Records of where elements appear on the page
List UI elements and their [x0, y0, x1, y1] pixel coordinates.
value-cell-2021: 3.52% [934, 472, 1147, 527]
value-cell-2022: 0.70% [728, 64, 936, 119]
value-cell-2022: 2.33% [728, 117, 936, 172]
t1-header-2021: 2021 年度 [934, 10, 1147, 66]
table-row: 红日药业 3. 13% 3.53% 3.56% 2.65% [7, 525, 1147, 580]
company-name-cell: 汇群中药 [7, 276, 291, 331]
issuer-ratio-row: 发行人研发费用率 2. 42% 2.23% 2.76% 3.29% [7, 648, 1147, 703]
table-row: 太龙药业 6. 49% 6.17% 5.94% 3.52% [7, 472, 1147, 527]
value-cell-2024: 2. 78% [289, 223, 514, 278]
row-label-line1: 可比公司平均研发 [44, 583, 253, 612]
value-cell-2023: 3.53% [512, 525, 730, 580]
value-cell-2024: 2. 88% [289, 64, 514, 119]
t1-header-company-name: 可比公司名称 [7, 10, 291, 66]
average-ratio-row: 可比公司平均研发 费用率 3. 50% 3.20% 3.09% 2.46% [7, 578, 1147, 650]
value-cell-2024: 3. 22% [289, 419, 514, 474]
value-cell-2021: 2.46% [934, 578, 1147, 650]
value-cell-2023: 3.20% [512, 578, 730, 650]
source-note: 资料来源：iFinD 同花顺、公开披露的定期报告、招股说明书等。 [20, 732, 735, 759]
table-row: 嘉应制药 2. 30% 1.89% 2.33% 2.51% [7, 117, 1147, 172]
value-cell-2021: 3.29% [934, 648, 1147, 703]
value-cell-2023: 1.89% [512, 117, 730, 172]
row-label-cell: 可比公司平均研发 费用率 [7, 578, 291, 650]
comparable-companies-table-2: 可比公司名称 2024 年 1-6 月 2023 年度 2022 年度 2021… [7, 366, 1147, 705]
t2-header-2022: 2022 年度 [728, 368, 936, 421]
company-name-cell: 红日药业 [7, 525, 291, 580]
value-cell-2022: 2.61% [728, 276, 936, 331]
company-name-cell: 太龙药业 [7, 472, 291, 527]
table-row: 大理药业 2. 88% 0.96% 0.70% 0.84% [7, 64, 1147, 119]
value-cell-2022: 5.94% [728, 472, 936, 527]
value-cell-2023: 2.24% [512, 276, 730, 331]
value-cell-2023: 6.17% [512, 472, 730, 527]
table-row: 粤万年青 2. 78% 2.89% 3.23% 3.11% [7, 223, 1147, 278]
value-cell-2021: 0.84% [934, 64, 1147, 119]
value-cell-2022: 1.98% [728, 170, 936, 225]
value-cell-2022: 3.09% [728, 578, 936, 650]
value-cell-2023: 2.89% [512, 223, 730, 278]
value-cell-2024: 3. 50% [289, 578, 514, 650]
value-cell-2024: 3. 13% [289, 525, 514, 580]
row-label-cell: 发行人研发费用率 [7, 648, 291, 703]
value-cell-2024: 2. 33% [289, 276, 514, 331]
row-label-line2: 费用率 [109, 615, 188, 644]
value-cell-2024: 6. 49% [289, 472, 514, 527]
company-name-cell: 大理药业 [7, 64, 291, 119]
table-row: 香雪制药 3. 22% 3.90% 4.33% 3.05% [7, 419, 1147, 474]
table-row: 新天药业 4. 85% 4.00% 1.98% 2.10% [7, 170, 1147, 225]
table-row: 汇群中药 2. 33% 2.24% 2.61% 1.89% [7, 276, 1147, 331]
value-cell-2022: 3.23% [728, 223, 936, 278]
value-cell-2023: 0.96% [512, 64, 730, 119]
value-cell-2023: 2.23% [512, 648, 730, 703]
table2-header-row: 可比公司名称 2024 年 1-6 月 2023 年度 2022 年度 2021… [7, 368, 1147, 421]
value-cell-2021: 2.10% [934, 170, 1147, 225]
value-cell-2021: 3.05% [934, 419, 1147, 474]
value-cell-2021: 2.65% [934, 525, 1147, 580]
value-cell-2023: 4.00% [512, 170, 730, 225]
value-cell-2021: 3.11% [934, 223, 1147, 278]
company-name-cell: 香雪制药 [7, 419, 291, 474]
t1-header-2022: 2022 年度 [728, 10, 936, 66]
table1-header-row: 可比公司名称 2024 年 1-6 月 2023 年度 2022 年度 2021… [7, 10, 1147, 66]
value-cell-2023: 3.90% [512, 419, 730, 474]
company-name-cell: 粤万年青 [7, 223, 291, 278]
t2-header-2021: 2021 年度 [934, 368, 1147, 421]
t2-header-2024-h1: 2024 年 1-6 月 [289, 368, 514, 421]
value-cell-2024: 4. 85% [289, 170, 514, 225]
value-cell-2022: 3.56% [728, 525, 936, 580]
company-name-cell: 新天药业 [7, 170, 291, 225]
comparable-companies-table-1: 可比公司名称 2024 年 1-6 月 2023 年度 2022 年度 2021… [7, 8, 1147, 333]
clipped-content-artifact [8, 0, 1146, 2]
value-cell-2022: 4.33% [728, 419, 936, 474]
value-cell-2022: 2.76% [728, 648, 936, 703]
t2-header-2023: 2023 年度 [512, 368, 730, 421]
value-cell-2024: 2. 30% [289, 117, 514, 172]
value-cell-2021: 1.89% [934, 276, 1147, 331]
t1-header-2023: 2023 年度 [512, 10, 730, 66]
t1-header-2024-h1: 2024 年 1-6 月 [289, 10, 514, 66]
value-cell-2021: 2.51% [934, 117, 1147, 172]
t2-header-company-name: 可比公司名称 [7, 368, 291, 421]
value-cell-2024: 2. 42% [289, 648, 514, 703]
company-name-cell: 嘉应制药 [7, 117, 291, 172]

■ **TASK DESCRIPTION**: Can you reproduce, word for word, the stretch of the records above from the very first line through the line that contains "value-cell-2024: 2. 78% [289, 223, 514, 278]", with both of those lines included?

■ **FINAL RESULT**:
List UI elements and their [x0, y0, x1, y1] pixel coordinates.
value-cell-2021: 3.52% [934, 472, 1147, 527]
value-cell-2022: 0.70% [728, 64, 936, 119]
value-cell-2022: 2.33% [728, 117, 936, 172]
t1-header-2021: 2021 年度 [934, 10, 1147, 66]
table-row: 红日药业 3. 13% 3.53% 3.56% 2.65% [7, 525, 1147, 580]
company-name-cell: 汇群中药 [7, 276, 291, 331]
issuer-ratio-row: 发行人研发费用率 2. 42% 2.23% 2.76% 3.29% [7, 648, 1147, 703]
table-row: 太龙药业 6. 49% 6.17% 5.94% 3.52% [7, 472, 1147, 527]
value-cell-2024: 2. 78% [289, 223, 514, 278]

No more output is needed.